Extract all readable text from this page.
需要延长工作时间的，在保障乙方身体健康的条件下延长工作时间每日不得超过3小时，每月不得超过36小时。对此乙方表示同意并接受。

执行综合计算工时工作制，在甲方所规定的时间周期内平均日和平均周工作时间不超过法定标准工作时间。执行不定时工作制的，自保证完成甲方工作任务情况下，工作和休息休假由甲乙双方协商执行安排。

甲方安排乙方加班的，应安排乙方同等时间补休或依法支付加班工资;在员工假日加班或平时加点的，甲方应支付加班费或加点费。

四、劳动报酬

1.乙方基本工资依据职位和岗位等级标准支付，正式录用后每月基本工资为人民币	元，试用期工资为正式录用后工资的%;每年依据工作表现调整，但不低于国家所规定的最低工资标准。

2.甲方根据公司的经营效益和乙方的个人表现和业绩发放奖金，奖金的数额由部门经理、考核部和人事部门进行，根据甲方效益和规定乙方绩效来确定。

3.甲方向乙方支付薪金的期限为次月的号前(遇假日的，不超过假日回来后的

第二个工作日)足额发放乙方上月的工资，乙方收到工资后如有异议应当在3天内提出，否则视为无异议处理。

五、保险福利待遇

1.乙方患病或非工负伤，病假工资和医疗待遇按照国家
========================================================================
* [Work to be completed]
Your task is to print all of the records exactly.

* [Output of the exercise]
Extract all readable text from this page.
需要延长工作时间的，在保障乙方身体健康的条件下延长工作时间每日不得超过3小时，每月不得超过36小时。对此乙方表示同意并接受。

执行综合计算工时工作制，在甲方所规定的时间周期内平均日和平均周工作时间不超过法定标准工作时间。执行不定时工作制的，自保证完成甲方工作任务情况下，工作和休息休假由甲乙双方协商执行安排。

甲方安排乙方加班的，应安排乙方同等时间补休或依法支付加班工资;在员工假日加班或平时加点的，甲方应支付加班费或加点费。

四、劳动报酬

1.乙方基本工资依据职位和岗位等级标准支付，正式录用后每月基本工资为人民币	元，试用期工资为正式录用后工资的%;每年依据工作表现调整，但不低于国家所规定的最低工资标准。

2.甲方根据公司的经营效益和乙方的个人表现和业绩发放奖金，奖金的数额由部门经理、考核部和人事部门进行，根据甲方效益和规定乙方绩效来确定。

3.甲方向乙方支付薪金的期限为次月的号前(遇假日的，不超过假日回来后的

第二个工作日)足额发放乙方上月的工资，乙方收到工资后如有异议应当在3天内提出，否则视为无异议处理。

五、保险福利待遇

1.乙方患病或非工负伤，病假工资和医疗待遇按照国家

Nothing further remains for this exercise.